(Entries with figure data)
* * * * * * * * *
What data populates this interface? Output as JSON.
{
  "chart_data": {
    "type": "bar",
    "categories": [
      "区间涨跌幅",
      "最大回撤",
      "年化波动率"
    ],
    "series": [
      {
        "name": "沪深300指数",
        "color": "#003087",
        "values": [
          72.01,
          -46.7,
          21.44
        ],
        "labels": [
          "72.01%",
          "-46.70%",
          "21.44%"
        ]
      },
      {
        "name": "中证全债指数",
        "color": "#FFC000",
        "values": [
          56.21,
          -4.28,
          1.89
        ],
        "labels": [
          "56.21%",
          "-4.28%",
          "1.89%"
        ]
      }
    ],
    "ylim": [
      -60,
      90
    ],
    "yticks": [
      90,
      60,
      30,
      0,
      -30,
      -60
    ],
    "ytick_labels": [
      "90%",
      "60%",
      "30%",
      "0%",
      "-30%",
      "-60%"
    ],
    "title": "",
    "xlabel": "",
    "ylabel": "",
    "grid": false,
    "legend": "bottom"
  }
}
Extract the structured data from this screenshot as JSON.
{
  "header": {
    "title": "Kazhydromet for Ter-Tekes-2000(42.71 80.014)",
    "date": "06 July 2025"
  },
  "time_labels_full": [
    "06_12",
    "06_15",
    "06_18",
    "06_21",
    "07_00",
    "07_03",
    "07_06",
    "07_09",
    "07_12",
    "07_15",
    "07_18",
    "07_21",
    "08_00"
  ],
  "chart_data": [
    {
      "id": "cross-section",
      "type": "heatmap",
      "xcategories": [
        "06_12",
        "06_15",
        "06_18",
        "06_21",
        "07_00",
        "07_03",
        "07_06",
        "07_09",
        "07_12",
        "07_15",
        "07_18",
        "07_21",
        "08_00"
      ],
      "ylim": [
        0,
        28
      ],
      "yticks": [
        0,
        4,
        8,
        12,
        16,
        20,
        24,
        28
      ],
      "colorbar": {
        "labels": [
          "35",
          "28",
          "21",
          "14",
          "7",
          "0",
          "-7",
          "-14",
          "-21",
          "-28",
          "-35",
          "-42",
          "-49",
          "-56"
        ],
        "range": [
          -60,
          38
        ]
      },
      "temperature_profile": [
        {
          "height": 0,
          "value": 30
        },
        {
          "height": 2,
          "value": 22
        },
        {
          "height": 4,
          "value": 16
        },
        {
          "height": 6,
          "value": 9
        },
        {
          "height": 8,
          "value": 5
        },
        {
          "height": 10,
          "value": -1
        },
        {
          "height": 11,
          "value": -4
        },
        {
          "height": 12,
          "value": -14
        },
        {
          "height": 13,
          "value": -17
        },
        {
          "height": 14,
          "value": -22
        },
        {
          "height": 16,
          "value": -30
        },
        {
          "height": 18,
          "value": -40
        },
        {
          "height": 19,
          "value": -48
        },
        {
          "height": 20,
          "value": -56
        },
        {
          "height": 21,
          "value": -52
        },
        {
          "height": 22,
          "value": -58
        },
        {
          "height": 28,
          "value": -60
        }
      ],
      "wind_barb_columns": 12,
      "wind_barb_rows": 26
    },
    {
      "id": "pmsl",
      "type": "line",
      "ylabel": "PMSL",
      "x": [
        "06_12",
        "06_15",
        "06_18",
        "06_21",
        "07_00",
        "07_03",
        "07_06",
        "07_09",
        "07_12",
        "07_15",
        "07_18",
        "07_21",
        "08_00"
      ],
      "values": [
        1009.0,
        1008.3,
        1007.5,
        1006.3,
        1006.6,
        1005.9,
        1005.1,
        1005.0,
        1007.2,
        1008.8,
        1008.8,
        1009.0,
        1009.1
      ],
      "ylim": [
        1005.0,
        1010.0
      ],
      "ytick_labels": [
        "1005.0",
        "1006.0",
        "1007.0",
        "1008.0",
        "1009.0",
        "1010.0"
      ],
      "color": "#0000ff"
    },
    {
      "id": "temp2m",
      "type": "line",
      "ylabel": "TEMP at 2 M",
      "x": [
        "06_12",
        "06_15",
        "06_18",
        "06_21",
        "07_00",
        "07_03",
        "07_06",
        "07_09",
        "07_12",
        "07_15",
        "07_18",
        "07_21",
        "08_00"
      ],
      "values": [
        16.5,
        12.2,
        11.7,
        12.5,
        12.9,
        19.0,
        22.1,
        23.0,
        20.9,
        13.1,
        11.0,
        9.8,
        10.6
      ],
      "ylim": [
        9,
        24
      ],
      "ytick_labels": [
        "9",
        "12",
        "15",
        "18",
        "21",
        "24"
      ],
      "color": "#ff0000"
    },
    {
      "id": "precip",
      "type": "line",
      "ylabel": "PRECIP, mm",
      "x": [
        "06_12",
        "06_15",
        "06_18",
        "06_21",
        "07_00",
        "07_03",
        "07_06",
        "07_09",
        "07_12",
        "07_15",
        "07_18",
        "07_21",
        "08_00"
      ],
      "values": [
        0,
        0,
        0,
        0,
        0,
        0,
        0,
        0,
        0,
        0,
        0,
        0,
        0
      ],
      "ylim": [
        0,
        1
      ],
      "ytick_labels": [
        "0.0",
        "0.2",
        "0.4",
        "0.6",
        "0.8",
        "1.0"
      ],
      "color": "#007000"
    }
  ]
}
* * * * * * * * *
Problem
Restate every entry word for word.

Task output
What data populates this interface? Output as JSON.
{
  "chart_data": {
    "type": "bar",
    "categories": [
      "区间涨跌幅",
      "最大回撤",
      "年化波动率"
    ],
    "series": [
      {
        "name": "沪深300指数",
        "color": "#003087",
        "values": [
          72.01,
          -46.7,
          21.44
        ],
        "labels": [
          "72.01%",
          "-46.70%",
          "21.44%"
        ]
      },
      {
        "name": "中证全债指数",
        "color": "#FFC000",
        "values": [
          56.21,
          -4.28,
          1.89
        ],
        "labels": [
          "56.21%",
          "-4.28%",
          "1.89%"
        ]
      }
    ],
    "ylim": [
      -60,
      90
    ],
    "yticks": [
      90,
      60,
      30,
      0,
      -30,
      -60
    ],
    "ytick_labels": [
      "90%",
      "60%",
      "30%",
      "0%",
      "-30%",
      "-60%"
    ],
    "title": "",
    "xlabel": "",
    "ylabel": "",
    "grid": false,
    "legend": "bottom"
  }
}
Extract the structured data from this screenshot as JSON.
{
  "header": {
    "title": "Kazhydromet for Ter-Tekes-2000(42.71 80.014)",
    "date": "06 July 2025"
  },
  "time_labels_full": [
    "06_12",
    "06_15",
    "06_18",
    "06_21",
    "07_00",
    "07_03",
    "07_06",
    "07_09",
    "07_12",
    "07_15",
    "07_18",
    "07_21",
    "08_00"
  ],
  "chart_data": [
    {
      "id": "cross-section",
      "type": "heatmap",
      "xcategories": [
        "06_12",
        "06_15",
        "06_18",
        "06_21",
        "07_00",
        "07_03",
        "07_06",
        "07_09",
        "07_12",
        "07_15",
        "07_18",
        "07_21",
        "08_00"
      ],
      "ylim": [
        0,
        28
      ],
      "yticks": [
        0,
        4,
        8,
        12,
        16,
        20,
        24,
        28
      ],
      "colorbar": {
        "labels": [
          "35",
          "28",
          "21",
          "14",
          "7",
          "0",
          "-7",
          "-14",
          "-21",
          "-28",
          "-35",
          "-42",
          "-49",
          "-56"
        ],
        "range": [
          -60,
          38
        ]
      },
      "temperature_profile": [
        {
          "height": 0,
          "value": 30
        },
        {
          "height": 2,
          "value": 22
        },
        {
          "height": 4,
          "value": 16
        },
        {
          "height": 6,
          "value": 9
        },
        {
          "height": 8,
          "value": 5
        },
        {
          "height": 10,
          "value": -1
        },
        {
          "height": 11,
          "value": -4
        },
        {
          "height": 12,
          "value": -14
        },
        {
          "height": 13,
          "value": -17
        },
        {
          "height": 14,
          "value": -22
        },
        {
          "height": 16,
          "value": -30
        },
        {
          "height": 18,
          "value": -40
        },
        {
          "height": 19,
          "value": -48
        },
        {
          "height": 20,
          "value": -56
        },
        {
          "height": 21,
          "value": -52
        },
        {
          "height": 22,
          "value": -58
        },
        {
          "height": 28,
          "value": -60
        }
      ],
      "wind_barb_columns": 12,
      "wind_barb_rows": 26
    },
    {
      "id": "pmsl",
      "type": "line",
      "ylabel": "PMSL",
      "x": [
        "06_12",
        "06_15",
        "06_18",
        "06_21",
        "07_00",
        "07_03",
        "07_06",
        "07_09",
        "07_12",
        "07_15",
        "07_18",
        "07_21",
        "08_00"
      ],
      "values": [
        1009.0,
        1008.3,
        1007.5,
        1006.3,
        1006.6,
        1005.9,
        1005.1,
        1005.0,
        1007.2,
        1008.8,
        1008.8,
        1009.0,
        1009.1
      ],
      "ylim": [
        1005.0,
        1010.0
      ],
      "ytick_labels": [
        "1005.0",
        "1006.0",
        "1007.0",
        "1008.0",
        "1009.0",
        "1010.0"
      ],
      "color": "#0000ff"
    },
    {
      "id": "temp2m",
      "type": "line",
      "ylabel": "TEMP at 2 M",
      "x": [
        "06_12",
        "06_15",
        "06_18",
        "06_21",
        "07_00",
        "07_03",
        "07_06",
        "07_09",
        "07_12",
        "07_15",
        "07_18",
        "07_21",
        "08_00"
      ],
      "values": [
        16.5,
        12.2,
        11.7,
        12.5,
        12.9,
        19.0,
        22.1,
        23.0,
        20.9,
        13.1,
        11.0,
        9.8,
        10.6
      ],
      "ylim": [
        9,
        24
      ],
      "ytick_labels": [
        "9",
        "12",
        "15",
        "18",
        "21",
        "24"
      ],
      "color": "#ff0000"
    },
    {
      "id": "precip",
      "type": "line",
      "ylabel": "PRECIP, mm",
      "x": [
        "06_12",
        "06_15",
        "06_18",
        "06_21",
        "07_00",
        "07_03",
        "07_06",
        "07_09",
        "07_12",
        "07_15",
        "07_18",
        "07_21",
        "08_00"
      ],
      "values": [
        0,
        0,
        0,
        0,
        0,
        0,
        0,
        0,
        0,
        0,
        0,
        0,
        0
      ],
      "ylim": [
        0,
        1
      ],
      "ytick_labels": [
        "0.0",
        "0.2",
        "0.4",
        "0.6",
        "0.8",
        "1.0"
      ],
      "color": "#007000"
    }
  ]
}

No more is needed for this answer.